▶ _Set problem_
Copy out the listing that follows, exactly, without its pictures.
── Dataset content
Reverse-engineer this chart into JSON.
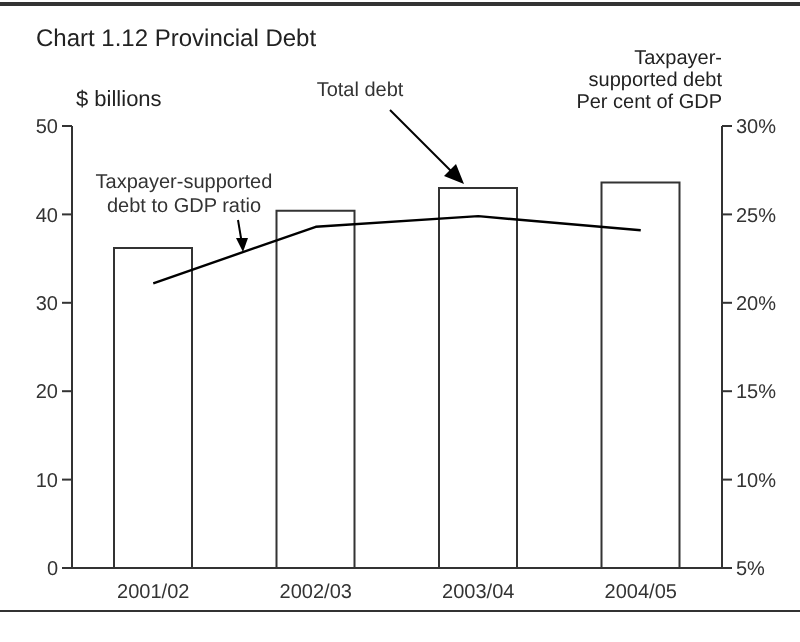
{
  "chart_data": {
    "type": "bar",
    "title": "Chart 1.12 Provincial Debt",
    "ylabel": "$ billions",
    "y2label": "Taxpayer-\nsupported debt\nPer cent of GDP",
    "categories": [
      "2001/02",
      "2002/03",
      "2003/04",
      "2004/05"
    ],
    "series": [
      {
        "color": "#ffffff",
        "values": [
          36.2,
          40.4,
          43.0,
          43.6
        ]
      },
      {
        "type": "line",
        "axis": "y2",
        "color": "#000000",
        "values": [
          21.1,
          24.3,
          24.9,
          24.1
        ]
      }
    ],
    "ylim": [
      0,
      50
    ],
    "yticks": [
      0,
      10,
      20,
      30,
      40,
      50
    ],
    "y2lim": [
      5,
      30
    ],
    "y2ticks": [
      {
        "value": 5,
        "label": "5%"
      },
      {
        "value": 10,
        "label": "10%"
      },
      {
        "value": 15,
        "label": "15%"
      },
      {
        "value": 20,
        "label": "20%"
      },
      {
        "value": 25,
        "label": "25%"
      },
      {
        "value": 30,
        "label": "30%"
      }
    ],
    "annotations": [
      "Taxpayer-supported\ndebt to GDP ratio",
      "Total debt"
    ],
    "grid": false,
    "legend": false,
    "marker": "none"
  }
}
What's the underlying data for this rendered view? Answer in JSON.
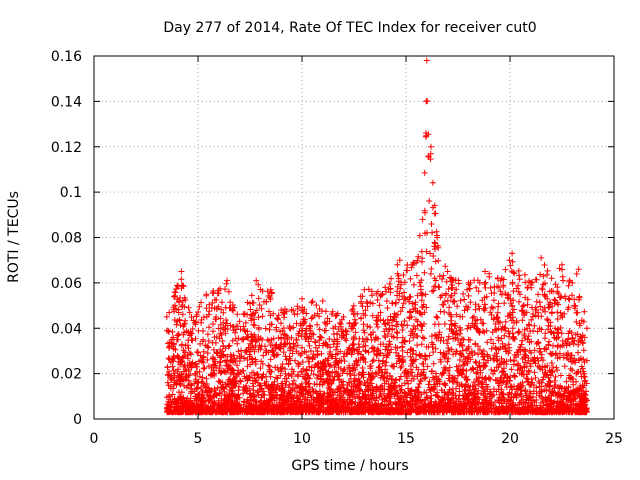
{
  "chart_data": {
    "type": "scatter",
    "title": "Day 277 of 2014, Rate Of TEC Index for receiver cut0",
    "xlabel": "GPS time / hours",
    "ylabel": "ROTI / TECUs",
    "xlim": [
      0,
      25
    ],
    "ylim": [
      0,
      0.16
    ],
    "xticks": [
      0,
      5,
      10,
      15,
      20,
      25
    ],
    "yticks": [
      0,
      0.02,
      0.04,
      0.06,
      0.08,
      0.1,
      0.12,
      0.14,
      0.16
    ],
    "xtick_labels": [
      "0",
      "5",
      "10",
      "15",
      "20",
      "25"
    ],
    "ytick_labels": [
      "0",
      "0.02",
      "0.04",
      "0.06",
      "0.08",
      "0.1",
      "0.12",
      "0.14",
      "0.16"
    ],
    "grid": true,
    "marker": "+",
    "marker_color": "#ff0000",
    "data_extent_hours": [
      3.5,
      23.7
    ],
    "envelope": [
      {
        "x": 3.5,
        "y": 0.045
      },
      {
        "x": 4.2,
        "y": 0.065
      },
      {
        "x": 4.6,
        "y": 0.047
      },
      {
        "x": 5.4,
        "y": 0.055
      },
      {
        "x": 6.4,
        "y": 0.061
      },
      {
        "x": 7.0,
        "y": 0.043
      },
      {
        "x": 7.8,
        "y": 0.061
      },
      {
        "x": 8.5,
        "y": 0.057
      },
      {
        "x": 9.0,
        "y": 0.048
      },
      {
        "x": 10.0,
        "y": 0.053
      },
      {
        "x": 11.0,
        "y": 0.052
      },
      {
        "x": 12.0,
        "y": 0.045
      },
      {
        "x": 13.0,
        "y": 0.057
      },
      {
        "x": 14.0,
        "y": 0.058
      },
      {
        "x": 14.7,
        "y": 0.07
      },
      {
        "x": 15.3,
        "y": 0.068
      },
      {
        "x": 15.8,
        "y": 0.088
      },
      {
        "x": 16.0,
        "y": 0.158
      },
      {
        "x": 16.2,
        "y": 0.12
      },
      {
        "x": 16.5,
        "y": 0.08
      },
      {
        "x": 17.0,
        "y": 0.065
      },
      {
        "x": 18.0,
        "y": 0.06
      },
      {
        "x": 18.8,
        "y": 0.065
      },
      {
        "x": 19.6,
        "y": 0.062
      },
      {
        "x": 20.1,
        "y": 0.073
      },
      {
        "x": 21.0,
        "y": 0.06
      },
      {
        "x": 21.5,
        "y": 0.071
      },
      {
        "x": 22.0,
        "y": 0.062
      },
      {
        "x": 22.5,
        "y": 0.068
      },
      {
        "x": 23.0,
        "y": 0.06
      },
      {
        "x": 23.3,
        "y": 0.066
      },
      {
        "x": 23.7,
        "y": 0.04
      }
    ],
    "baseline_min": 0.003
  }
}
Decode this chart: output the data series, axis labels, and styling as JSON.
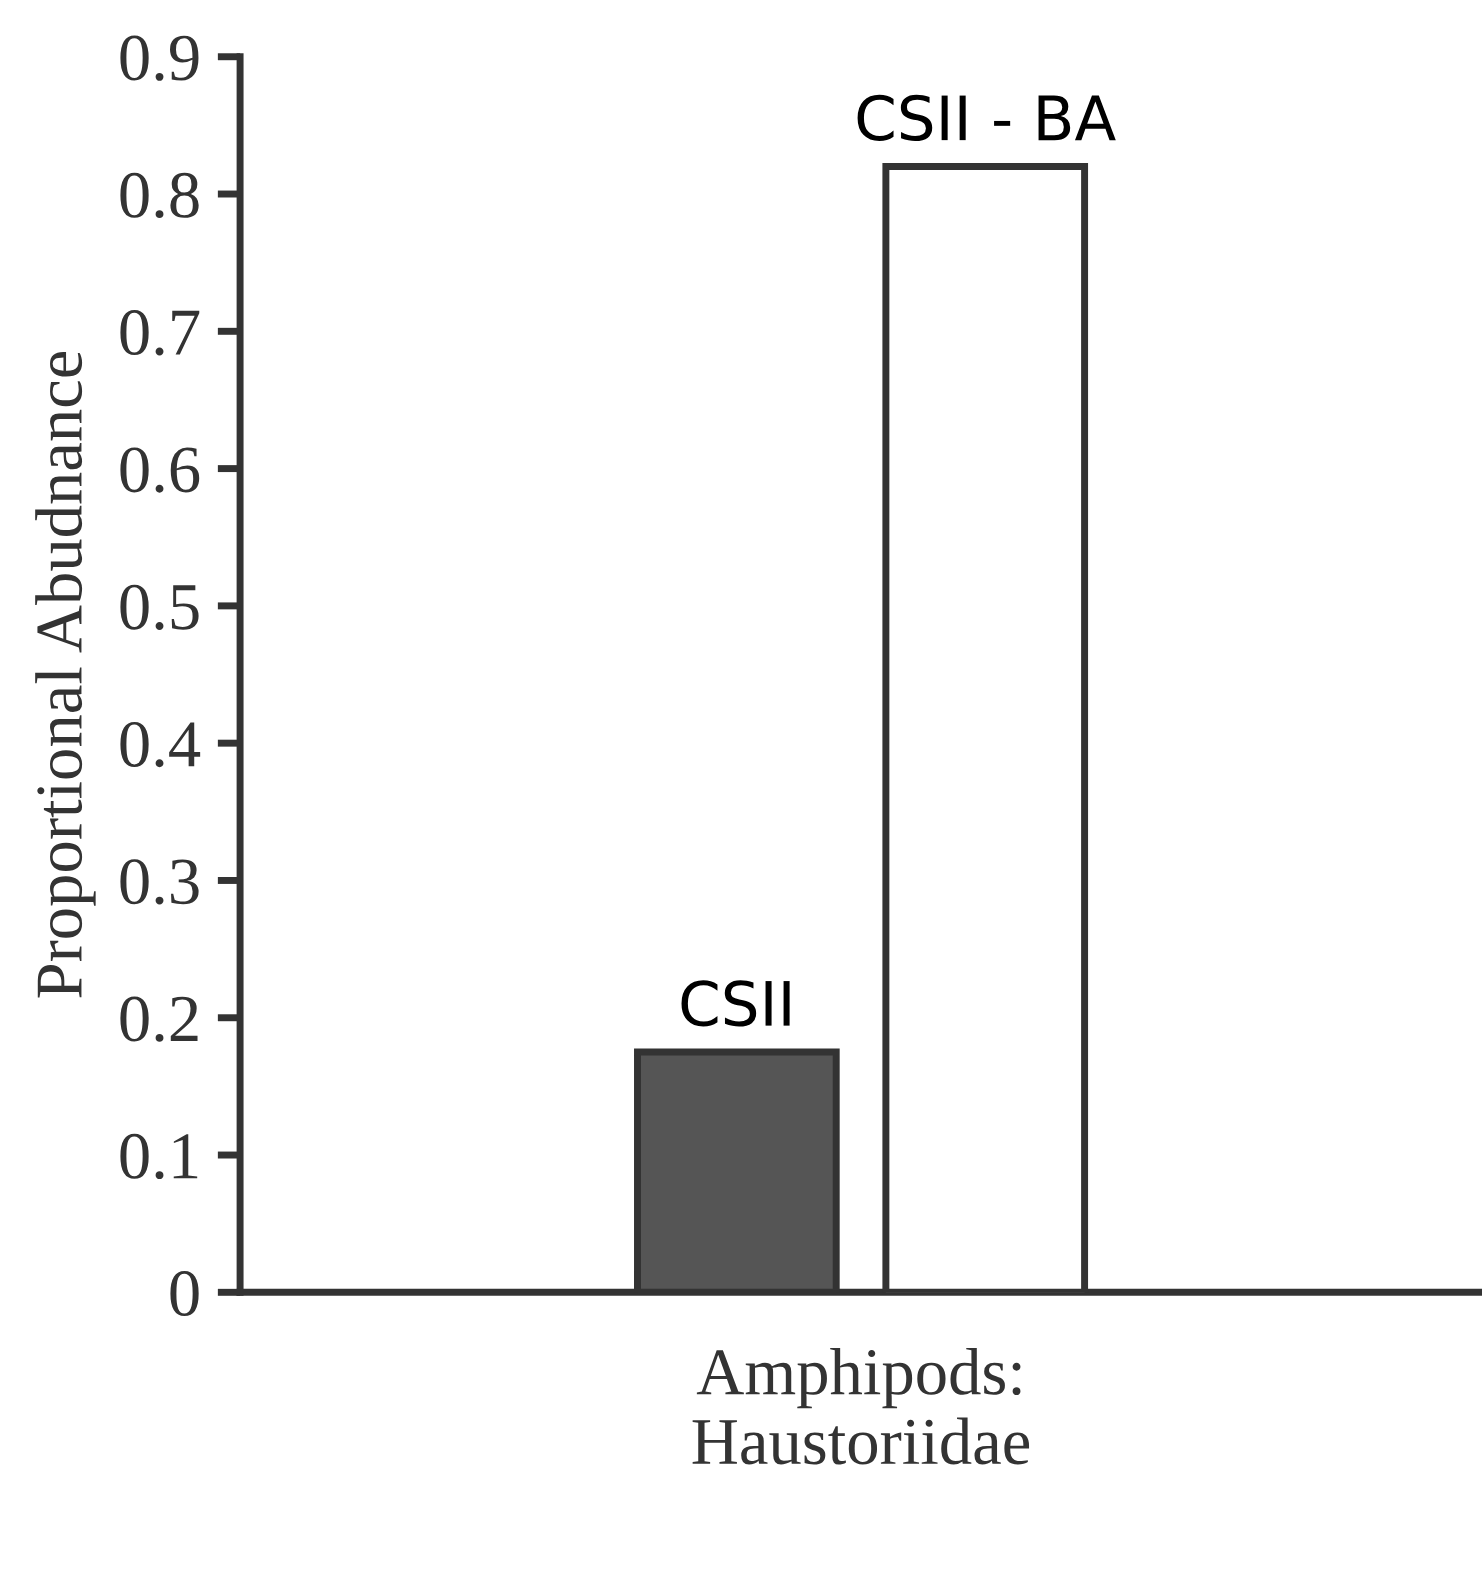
{
  "chart_data": {
    "type": "bar",
    "ylabel": "Proportional Abudnance",
    "categories": [
      "Amphipods:\nHaustoriidae"
    ],
    "series": [
      {
        "name": "CSII",
        "color": "#555555",
        "values": [
          0.175
        ]
      },
      {
        "name": "CSII - BA",
        "color": "#ffffff",
        "values": [
          0.82
        ]
      }
    ],
    "ylim": [
      0,
      0.9
    ],
    "yticks": [
      0,
      0.1,
      0.2,
      0.3,
      0.4,
      0.5,
      0.6,
      0.7,
      0.8,
      0.9
    ],
    "grid": false
  }
}
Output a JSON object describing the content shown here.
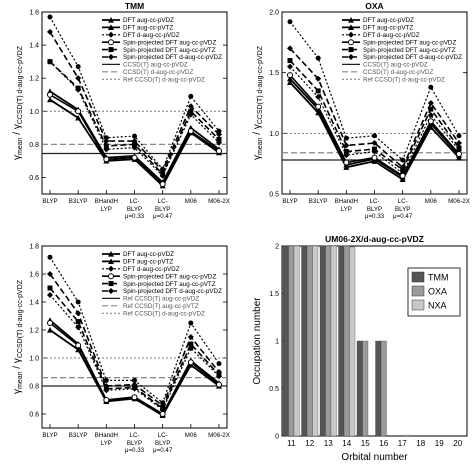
────
▶ _The solution_
Reverse-engineer this chart into JSON.
{
  "chart_data": {
    "type": "bar",
    "title": "Chart 1.12 Provincial Debt",
    "ylabel": "$ billions",
    "y2label": "Taxpayer-\nsupported debt\nPer cent of GDP",
    "categories": [
      "2001/02",
      "2002/03",
      "2003/04",
      "2004/05"
    ],
    "series": [
      {
        "color": "#ffffff",
        "values": [
          36.2,
          40.4,
          43.0,
          43.6
        ]
      },
      {
        "type": "line",
        "axis": "y2",
        "color": "#000000",
        "values": [
          21.1,
          24.3,
          24.9,
          24.1
        ]
      }
    ],
    "ylim": [
      0,
      50
    ],
    "yticks": [
      0,
      10,
      20,
      30,
      40,
      50
    ],
    "y2lim": [
      5,
      30
    ],
    "y2ticks": [
      {
        "value": 5,
        "label": "5%"
      },
      {
        "value": 10,
        "label": "10%"
      },
      {
        "value": 15,
        "label": "15%"
      },
      {
        "value": 20,
        "label": "20%"
      },
      {
        "value": 25,
        "label": "25%"
      },
      {
        "value": 30,
        "label": "30%"
      }
    ],
    "annotations": [
      "Taxpayer-supported\ndebt to GDP ratio",
      "Total debt"
    ],
    "grid": false,
    "legend": false,
    "marker": "none"
  }
}
What's the underlying data for this rendered view? Answer in JSON.
{
  "chart_data": {
    "type": "scatter",
    "title": "Day 277 of 2014, Rate Of TEC Index for receiver cut0",
    "xlabel": "GPS time / hours",
    "ylabel": "ROTI / TECUs",
    "xlim": [
      0,
      25
    ],
    "ylim": [
      0,
      0.16
    ],
    "xticks": [
      0,
      5,
      10,
      15,
      20,
      25
    ],
    "yticks": [
      0,
      0.02,
      0.04,
      0.06,
      0.08,
      0.1,
      0.12,
      0.14,
      0.16
    ],
    "xtick_labels": [
      "0",
      "5",
      "10",
      "15",
      "20",
      "25"
    ],
    "ytick_labels": [
      "0",
      "0.02",
      "0.04",
      "0.06",
      "0.08",
      "0.1",
      "0.12",
      "0.14",
      "0.16"
    ],
    "grid": true,
    "marker": "+",
    "marker_color": "#ff0000",
    "data_extent_hours": [
      3.5,
      23.7
    ],
    "envelope": [
      {
        "x": 3.5,
        "y": 0.045
      },
      {
        "x": 4.2,
        "y": 0.065
      },
      {
        "x": 4.6,
        "y": 0.047
      },
      {
        "x": 5.4,
        "y": 0.055
      },
      {
        "x": 6.4,
        "y": 0.061
      },
      {
        "x": 7.0,
        "y": 0.043
      },
      {
        "x": 7.8,
        "y": 0.061
      },
      {
        "x": 8.5,
        "y": 0.057
      },
      {
        "x": 9.0,
        "y": 0.048
      },
      {
        "x": 10.0,
        "y": 0.053
      },
      {
        "x": 11.0,
        "y": 0.052
      },
      {
        "x": 12.0,
        "y": 0.045
      },
      {
        "x": 13.0,
        "y": 0.057
      },
      {
        "x": 14.0,
        "y": 0.058
      },
      {
        "x": 14.7,
        "y": 0.07
      },
      {
        "x": 15.3,
        "y": 0.068
      },
      {
        "x": 15.8,
        "y": 0.088
      },
      {
        "x": 16.0,
        "y": 0.158
      },
      {
        "x": 16.2,
        "y": 0.12
      },
      {
        "x": 16.5,
        "y": 0.08
      },
      {
        "x": 17.0,
        "y": 0.065
      },
      {
        "x": 18.0,
        "y": 0.06
      },
      {
        "x": 18.8,
        "y": 0.065
      },
      {
        "x": 19.6,
        "y": 0.062
      },
      {
        "x": 20.1,
        "y": 0.073
      },
      {
        "x": 21.0,
        "y": 0.06
      },
      {
        "x": 21.5,
        "y": 0.071
      },
      {
        "x": 22.0,
        "y": 0.062
      },
      {
        "x": 22.5,
        "y": 0.068
      },
      {
        "x": 23.0,
        "y": 0.06
      },
      {
        "x": 23.3,
        "y": 0.066
      },
      {
        "x": 23.7,
        "y": 0.04
      }
    ],
    "baseline_min": 0.003
  }
}
Decode this chart: output the data series, axis labels, and styling as JSON.
{
  "chart_data": {
    "type": "bar",
    "ylabel": "Proportional Abudnance",
    "categories": [
      "Amphipods:\nHaustoriidae"
    ],
    "series": [
      {
        "name": "CSII",
        "color": "#555555",
        "values": [
          0.175
        ]
      },
      {
        "name": "CSII - BA",
        "color": "#ffffff",
        "values": [
          0.82
        ]
      }
    ],
    "ylim": [
      0,
      0.9
    ],
    "yticks": [
      0,
      0.1,
      0.2,
      0.3,
      0.4,
      0.5,
      0.6,
      0.7,
      0.8,
      0.9
    ],
    "grid": false
  }
}
Output a JSON object describing the content shown here.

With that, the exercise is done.